## Exercise description
Give the number of lines that include the string "آذربایجان", nothing more.

▼

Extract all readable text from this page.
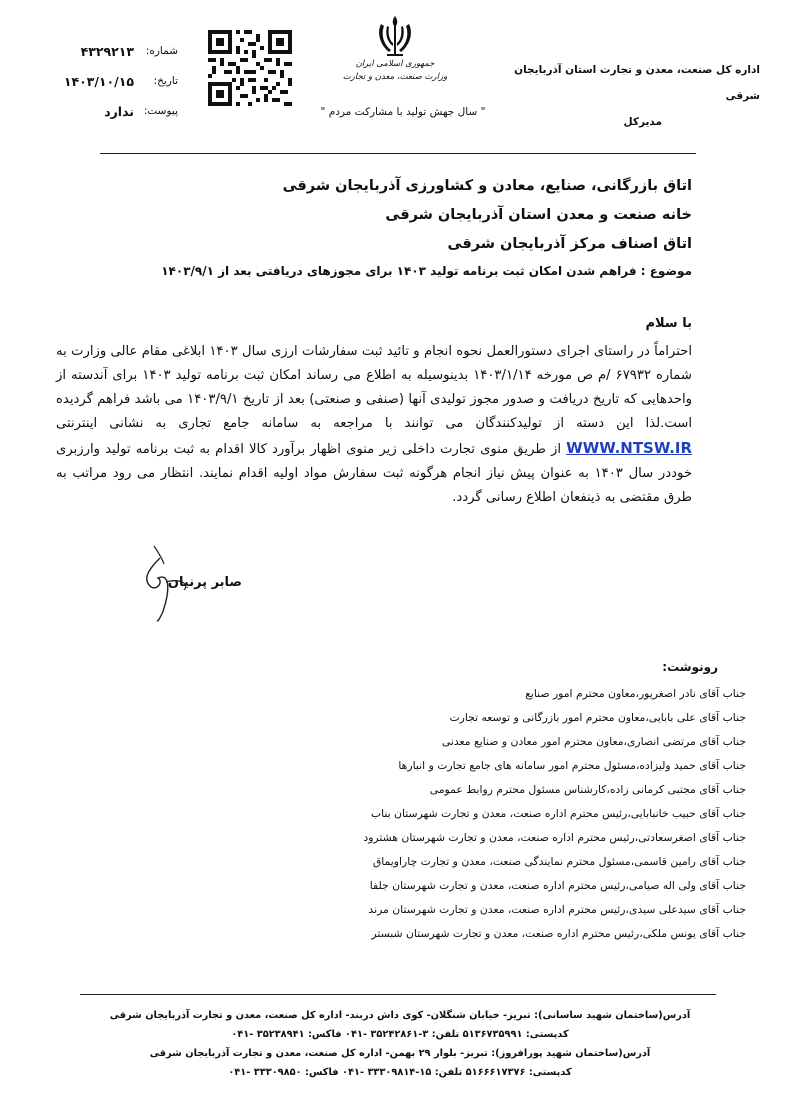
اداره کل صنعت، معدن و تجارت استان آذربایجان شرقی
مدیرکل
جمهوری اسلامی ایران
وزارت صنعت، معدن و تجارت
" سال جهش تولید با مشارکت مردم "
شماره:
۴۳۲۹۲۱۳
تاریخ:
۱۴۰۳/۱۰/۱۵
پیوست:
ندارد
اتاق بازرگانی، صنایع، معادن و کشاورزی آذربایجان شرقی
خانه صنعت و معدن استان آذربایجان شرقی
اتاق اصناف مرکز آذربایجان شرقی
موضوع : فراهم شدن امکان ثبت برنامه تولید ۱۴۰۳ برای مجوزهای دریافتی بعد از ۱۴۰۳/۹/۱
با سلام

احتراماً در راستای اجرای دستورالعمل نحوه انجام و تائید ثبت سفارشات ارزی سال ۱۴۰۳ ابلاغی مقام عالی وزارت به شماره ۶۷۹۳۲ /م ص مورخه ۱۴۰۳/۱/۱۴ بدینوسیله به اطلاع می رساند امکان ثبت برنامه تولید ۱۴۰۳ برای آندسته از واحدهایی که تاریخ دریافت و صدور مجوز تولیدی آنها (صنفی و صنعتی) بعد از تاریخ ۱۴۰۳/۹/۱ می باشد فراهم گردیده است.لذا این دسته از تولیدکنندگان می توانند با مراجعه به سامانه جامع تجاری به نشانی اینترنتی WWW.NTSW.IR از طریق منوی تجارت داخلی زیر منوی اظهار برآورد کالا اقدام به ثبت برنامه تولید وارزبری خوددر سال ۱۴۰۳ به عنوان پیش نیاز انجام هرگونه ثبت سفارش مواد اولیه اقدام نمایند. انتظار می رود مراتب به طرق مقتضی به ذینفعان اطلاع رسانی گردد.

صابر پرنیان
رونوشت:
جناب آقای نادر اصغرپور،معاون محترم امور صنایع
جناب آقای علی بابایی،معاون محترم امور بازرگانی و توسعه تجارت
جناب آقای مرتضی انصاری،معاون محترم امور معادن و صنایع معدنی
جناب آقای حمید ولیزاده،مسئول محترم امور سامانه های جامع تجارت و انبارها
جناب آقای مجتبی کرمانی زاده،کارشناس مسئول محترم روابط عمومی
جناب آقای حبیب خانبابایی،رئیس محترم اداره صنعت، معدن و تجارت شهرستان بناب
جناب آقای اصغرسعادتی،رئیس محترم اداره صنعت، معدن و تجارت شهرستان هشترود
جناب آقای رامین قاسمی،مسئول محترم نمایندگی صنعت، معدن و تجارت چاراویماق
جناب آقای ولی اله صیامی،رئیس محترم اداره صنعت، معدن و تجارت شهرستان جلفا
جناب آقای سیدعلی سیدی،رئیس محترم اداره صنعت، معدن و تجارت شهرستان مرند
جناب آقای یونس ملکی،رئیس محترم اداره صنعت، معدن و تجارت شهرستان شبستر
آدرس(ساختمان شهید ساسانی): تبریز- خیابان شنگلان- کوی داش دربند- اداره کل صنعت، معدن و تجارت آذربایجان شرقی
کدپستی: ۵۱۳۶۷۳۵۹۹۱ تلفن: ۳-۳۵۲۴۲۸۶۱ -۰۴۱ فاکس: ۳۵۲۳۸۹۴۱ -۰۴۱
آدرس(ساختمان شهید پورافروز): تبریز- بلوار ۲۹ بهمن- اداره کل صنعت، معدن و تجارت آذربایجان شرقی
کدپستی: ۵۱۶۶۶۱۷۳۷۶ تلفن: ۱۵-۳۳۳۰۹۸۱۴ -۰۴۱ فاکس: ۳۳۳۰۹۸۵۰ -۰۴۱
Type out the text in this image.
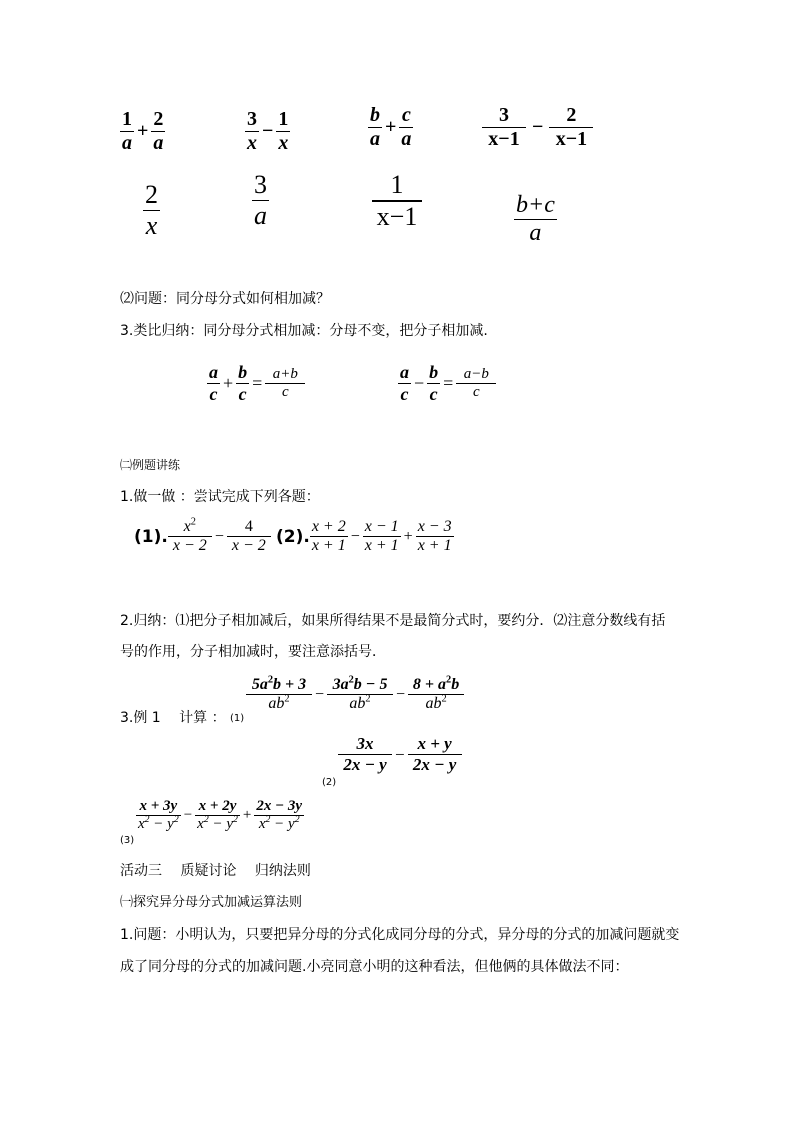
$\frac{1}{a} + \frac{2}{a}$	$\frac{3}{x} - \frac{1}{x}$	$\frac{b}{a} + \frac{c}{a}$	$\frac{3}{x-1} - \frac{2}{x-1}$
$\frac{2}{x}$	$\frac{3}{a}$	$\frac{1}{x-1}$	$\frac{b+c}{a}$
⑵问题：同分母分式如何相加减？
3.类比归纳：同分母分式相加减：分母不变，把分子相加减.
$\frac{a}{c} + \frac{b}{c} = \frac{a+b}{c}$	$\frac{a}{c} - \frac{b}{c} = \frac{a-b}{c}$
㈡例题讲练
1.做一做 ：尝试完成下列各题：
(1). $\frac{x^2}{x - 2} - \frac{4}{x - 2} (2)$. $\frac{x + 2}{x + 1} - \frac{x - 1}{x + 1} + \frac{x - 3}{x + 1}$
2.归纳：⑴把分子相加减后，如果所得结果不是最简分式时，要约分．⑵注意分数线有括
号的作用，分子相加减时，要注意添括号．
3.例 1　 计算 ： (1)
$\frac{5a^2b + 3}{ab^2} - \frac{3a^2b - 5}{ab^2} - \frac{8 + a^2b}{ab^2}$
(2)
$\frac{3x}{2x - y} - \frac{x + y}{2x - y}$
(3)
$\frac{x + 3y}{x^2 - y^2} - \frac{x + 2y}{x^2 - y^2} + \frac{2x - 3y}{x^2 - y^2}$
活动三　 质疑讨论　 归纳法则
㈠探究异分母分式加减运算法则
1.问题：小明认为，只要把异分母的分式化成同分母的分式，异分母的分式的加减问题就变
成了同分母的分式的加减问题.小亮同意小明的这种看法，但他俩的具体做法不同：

▲
▼

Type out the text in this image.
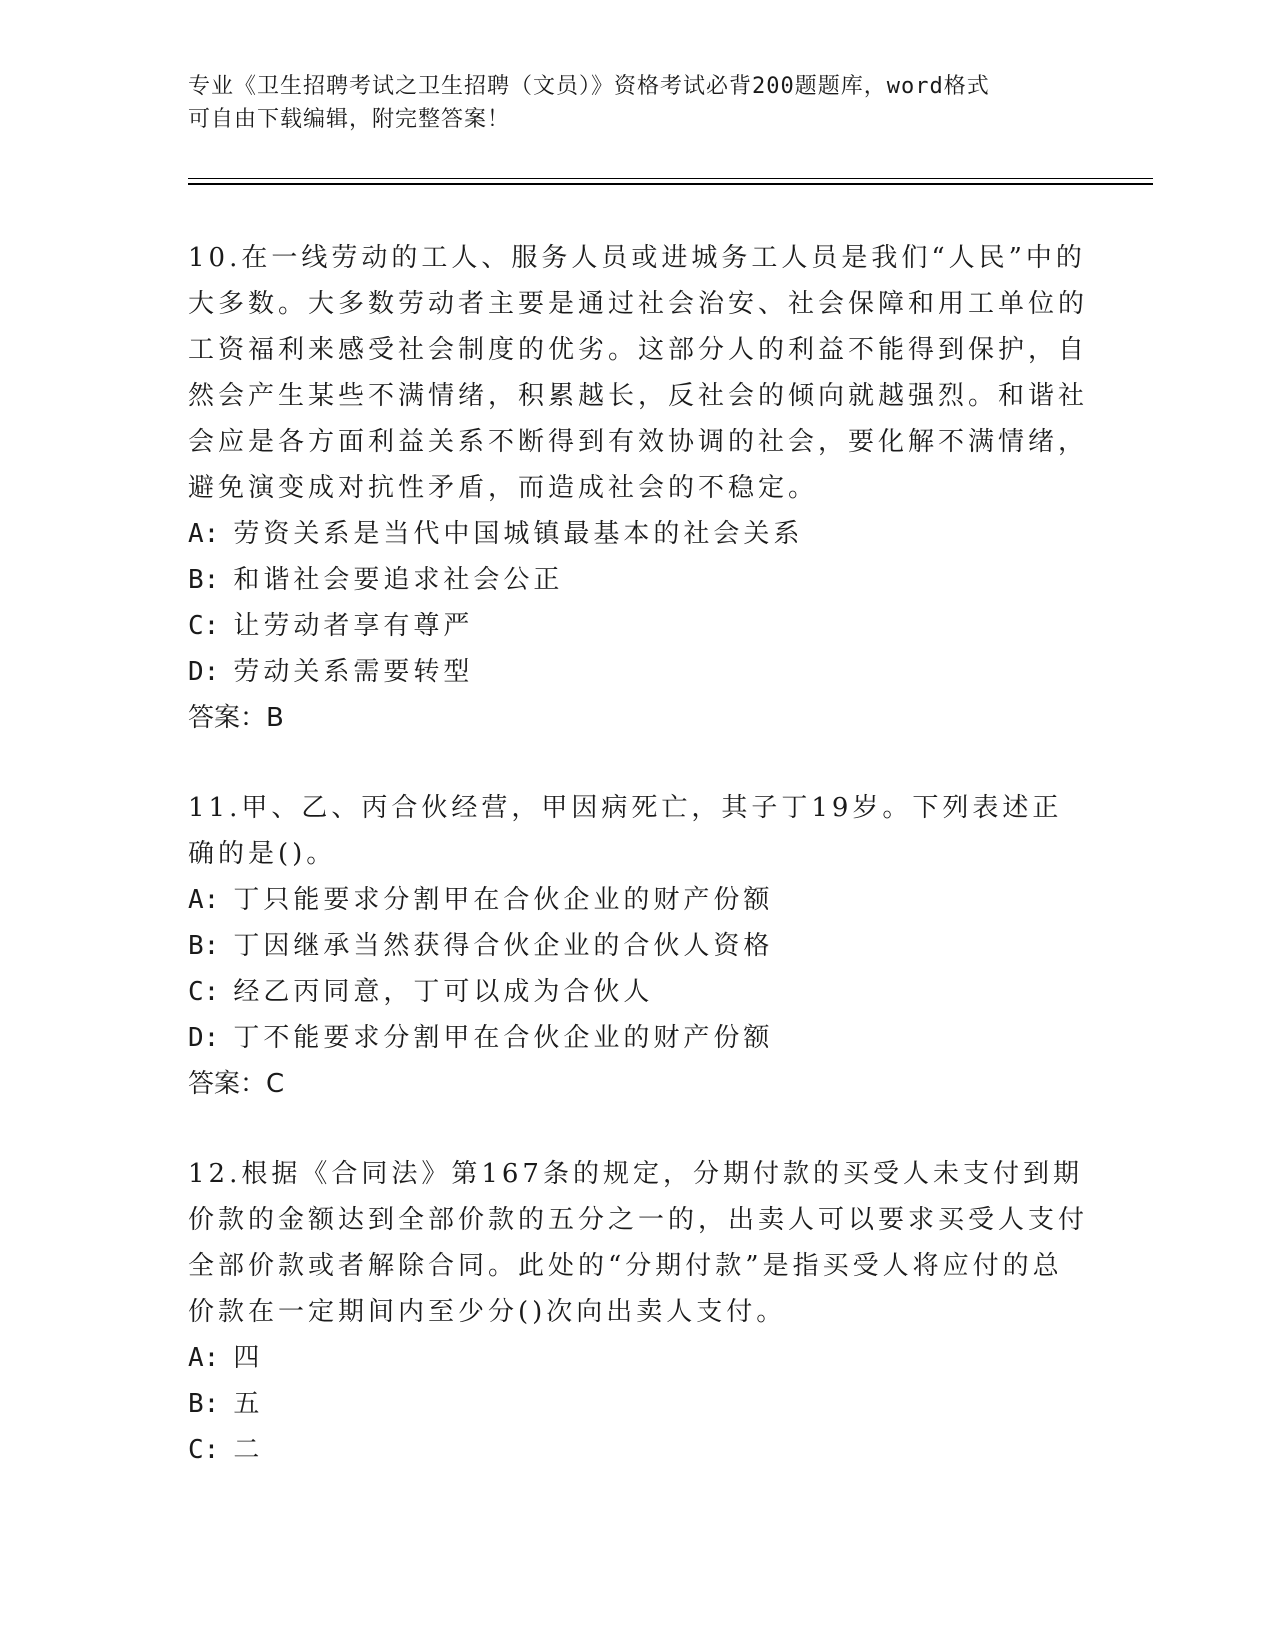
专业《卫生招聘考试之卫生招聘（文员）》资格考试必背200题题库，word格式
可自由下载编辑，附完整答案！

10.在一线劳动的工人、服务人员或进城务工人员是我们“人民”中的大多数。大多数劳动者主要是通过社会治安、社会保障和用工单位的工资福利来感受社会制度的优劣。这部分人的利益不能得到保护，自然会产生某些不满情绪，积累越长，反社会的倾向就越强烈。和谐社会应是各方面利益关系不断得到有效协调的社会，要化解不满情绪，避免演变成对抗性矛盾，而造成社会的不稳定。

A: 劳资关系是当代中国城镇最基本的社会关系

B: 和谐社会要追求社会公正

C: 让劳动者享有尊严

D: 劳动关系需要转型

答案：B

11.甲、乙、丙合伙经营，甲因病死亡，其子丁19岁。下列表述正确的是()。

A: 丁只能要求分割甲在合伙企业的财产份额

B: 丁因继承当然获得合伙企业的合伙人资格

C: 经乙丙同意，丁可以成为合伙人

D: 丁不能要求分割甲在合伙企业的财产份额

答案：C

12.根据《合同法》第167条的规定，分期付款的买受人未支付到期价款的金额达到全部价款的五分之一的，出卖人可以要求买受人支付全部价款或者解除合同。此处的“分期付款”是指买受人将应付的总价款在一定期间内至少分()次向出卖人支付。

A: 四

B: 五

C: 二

▲

## Task response
6